Copy each line of the records that holds the string "Порядка".

* begin DATA TO PROCESS *

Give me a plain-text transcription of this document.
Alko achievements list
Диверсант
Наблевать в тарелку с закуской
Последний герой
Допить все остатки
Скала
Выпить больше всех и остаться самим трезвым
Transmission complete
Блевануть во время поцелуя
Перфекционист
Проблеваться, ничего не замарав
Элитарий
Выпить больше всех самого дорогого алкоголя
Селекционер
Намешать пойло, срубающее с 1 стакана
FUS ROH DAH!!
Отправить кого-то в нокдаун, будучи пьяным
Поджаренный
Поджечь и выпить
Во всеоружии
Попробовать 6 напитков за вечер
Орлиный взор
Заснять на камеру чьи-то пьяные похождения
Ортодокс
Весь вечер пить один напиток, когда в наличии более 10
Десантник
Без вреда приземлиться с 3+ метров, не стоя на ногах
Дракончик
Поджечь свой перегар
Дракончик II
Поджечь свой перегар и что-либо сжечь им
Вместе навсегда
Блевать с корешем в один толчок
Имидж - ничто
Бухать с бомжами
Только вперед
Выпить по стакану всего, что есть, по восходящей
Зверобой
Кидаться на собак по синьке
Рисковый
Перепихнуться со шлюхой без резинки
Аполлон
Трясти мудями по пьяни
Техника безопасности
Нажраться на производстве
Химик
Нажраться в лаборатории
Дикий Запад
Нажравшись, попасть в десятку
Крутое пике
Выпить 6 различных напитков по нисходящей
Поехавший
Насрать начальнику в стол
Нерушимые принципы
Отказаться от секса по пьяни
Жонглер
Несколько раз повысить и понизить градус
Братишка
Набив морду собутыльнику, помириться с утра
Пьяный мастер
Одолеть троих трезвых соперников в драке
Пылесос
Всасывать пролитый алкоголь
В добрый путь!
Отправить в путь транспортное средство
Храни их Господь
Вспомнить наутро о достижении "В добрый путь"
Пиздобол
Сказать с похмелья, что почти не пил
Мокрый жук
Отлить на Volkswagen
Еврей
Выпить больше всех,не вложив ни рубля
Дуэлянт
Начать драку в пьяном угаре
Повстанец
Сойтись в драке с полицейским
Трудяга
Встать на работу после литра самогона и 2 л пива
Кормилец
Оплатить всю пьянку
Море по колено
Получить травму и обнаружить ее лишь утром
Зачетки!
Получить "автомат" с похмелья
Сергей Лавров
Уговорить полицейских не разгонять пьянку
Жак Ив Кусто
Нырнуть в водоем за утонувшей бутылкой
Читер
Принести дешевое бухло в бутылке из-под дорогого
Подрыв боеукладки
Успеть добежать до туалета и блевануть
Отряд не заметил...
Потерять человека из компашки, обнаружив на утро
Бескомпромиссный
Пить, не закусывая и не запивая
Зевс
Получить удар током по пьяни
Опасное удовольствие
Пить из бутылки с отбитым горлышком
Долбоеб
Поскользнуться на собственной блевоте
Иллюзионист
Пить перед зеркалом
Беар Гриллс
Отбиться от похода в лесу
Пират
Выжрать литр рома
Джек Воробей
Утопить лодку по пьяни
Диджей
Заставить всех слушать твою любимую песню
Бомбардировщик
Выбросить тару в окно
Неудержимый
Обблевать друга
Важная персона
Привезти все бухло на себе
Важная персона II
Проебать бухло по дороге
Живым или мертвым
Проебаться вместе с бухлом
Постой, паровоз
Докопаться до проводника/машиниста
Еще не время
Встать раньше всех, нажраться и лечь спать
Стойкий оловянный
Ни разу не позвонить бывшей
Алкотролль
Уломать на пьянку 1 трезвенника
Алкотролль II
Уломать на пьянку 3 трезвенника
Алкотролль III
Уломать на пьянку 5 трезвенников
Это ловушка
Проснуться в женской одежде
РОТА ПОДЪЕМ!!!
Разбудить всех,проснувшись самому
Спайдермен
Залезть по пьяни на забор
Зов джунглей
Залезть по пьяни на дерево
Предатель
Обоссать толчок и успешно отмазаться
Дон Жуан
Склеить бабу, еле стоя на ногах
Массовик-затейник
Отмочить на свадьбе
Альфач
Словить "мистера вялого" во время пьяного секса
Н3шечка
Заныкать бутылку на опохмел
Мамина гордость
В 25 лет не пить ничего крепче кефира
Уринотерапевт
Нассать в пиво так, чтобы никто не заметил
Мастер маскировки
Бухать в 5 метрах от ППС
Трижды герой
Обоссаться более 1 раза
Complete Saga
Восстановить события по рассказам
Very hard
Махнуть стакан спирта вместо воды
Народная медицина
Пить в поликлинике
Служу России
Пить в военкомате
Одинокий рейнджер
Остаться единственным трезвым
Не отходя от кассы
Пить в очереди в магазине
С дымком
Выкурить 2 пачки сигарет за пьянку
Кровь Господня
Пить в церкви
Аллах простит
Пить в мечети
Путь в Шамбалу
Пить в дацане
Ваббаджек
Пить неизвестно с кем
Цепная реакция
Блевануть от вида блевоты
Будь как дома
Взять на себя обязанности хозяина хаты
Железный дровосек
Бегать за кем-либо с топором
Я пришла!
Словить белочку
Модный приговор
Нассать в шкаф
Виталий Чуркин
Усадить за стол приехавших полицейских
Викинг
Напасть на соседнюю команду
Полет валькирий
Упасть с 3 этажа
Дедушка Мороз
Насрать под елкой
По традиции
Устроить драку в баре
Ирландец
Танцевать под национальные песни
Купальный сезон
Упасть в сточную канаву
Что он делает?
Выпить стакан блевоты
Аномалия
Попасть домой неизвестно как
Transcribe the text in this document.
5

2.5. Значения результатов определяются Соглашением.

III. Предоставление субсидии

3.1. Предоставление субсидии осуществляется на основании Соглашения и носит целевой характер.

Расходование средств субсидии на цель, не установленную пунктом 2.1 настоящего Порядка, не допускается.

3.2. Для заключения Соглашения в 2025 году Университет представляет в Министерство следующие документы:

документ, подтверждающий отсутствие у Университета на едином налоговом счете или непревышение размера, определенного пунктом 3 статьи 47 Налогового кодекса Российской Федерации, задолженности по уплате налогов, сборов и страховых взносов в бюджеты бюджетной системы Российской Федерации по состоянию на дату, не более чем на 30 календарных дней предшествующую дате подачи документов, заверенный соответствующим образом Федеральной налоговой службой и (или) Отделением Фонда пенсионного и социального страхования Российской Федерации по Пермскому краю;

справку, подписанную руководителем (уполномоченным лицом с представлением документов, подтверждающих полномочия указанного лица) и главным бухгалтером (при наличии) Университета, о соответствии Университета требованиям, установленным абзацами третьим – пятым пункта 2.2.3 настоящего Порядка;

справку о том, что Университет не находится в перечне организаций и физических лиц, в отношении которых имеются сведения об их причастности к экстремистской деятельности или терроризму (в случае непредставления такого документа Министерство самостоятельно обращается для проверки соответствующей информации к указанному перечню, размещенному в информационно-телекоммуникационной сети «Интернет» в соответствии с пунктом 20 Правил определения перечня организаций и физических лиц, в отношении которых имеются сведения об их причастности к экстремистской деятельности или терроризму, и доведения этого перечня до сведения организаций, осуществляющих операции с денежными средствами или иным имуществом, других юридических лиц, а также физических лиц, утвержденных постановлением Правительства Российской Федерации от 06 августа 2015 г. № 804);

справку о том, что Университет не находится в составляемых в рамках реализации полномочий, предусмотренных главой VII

* end DATA TO PROCESS *

ANSWER IN FULL:
Расходование средств субсидии на цель, не установленную пунктом 2.1 настоящего Порядка, не допускается.
справку, подписанную руководителем (уполномоченным лицом с представлением документов, подтверждающих полномочия указанного лица) и главным бухгалтером (при наличии) Университета, о соответствии Университета требованиям, установленным абзацами третьим – пятым пункта 2.2.3 настоящего Порядка;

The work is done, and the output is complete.